** BEGIN Data supplied **

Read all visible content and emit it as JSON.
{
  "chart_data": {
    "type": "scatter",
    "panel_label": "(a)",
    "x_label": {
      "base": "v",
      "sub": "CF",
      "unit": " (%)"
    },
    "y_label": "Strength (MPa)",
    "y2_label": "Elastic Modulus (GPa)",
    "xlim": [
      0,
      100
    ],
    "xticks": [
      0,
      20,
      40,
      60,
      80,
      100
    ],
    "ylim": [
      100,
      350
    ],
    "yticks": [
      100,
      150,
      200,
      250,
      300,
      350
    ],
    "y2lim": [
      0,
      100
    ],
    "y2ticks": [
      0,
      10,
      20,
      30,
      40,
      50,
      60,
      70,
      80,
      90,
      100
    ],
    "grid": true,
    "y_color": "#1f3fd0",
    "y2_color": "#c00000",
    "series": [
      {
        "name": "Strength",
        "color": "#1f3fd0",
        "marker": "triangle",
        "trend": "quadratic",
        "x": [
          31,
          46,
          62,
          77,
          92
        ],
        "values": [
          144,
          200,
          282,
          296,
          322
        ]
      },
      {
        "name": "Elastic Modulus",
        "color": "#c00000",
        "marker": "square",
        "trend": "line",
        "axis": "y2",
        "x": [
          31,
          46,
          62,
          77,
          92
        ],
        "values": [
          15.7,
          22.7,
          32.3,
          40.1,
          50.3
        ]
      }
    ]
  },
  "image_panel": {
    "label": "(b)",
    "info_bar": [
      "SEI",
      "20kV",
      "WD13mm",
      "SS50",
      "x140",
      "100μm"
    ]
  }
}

** END Data supplied **
** BEGIN Data supplied **

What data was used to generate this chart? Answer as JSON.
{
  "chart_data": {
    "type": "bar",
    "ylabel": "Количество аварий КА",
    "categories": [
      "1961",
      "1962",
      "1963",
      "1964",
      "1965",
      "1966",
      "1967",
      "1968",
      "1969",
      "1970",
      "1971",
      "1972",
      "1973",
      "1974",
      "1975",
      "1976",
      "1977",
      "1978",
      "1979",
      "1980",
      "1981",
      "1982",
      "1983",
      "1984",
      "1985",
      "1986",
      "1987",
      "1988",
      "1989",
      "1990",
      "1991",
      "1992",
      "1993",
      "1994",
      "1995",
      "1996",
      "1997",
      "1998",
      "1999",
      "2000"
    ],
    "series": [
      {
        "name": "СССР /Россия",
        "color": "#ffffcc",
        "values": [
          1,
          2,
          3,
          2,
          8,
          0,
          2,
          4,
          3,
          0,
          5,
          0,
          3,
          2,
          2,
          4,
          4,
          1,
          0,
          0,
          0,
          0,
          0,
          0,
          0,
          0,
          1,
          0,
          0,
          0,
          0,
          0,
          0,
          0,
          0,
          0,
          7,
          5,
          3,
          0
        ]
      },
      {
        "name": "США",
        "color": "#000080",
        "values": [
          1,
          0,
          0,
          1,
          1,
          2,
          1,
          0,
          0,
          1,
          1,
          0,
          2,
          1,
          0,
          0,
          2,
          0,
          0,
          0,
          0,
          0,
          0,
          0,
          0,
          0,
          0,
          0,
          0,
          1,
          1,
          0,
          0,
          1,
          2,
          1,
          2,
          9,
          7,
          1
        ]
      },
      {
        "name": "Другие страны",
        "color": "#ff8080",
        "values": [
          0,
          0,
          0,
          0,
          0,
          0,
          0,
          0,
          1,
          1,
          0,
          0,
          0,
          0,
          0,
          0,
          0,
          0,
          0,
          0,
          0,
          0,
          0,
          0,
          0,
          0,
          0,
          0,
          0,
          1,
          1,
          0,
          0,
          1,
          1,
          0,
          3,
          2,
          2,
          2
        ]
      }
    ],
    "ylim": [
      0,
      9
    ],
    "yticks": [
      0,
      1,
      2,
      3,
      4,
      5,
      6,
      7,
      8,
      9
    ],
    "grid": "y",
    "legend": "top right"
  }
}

** END Data supplied **
** BEGIN Data supplied **

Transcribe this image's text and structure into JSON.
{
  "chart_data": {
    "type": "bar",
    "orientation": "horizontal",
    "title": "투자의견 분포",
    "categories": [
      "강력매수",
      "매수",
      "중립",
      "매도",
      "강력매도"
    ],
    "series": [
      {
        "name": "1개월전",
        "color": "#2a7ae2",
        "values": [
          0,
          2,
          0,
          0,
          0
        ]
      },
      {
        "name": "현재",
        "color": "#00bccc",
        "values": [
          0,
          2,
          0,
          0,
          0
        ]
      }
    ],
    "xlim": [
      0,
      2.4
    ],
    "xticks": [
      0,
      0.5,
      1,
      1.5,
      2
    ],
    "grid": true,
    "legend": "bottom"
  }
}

** END Data supplied **

*Goal*
Find the word "name" in the material, then list each line that holds it.

*The response*
        "name": "Strength",
        "name": "Elastic Modulus",
        "name": "СССР /Россия",
        "name": "США",
        "name": "Другие страны",
        "name": "1개월전",
        "name": "현재",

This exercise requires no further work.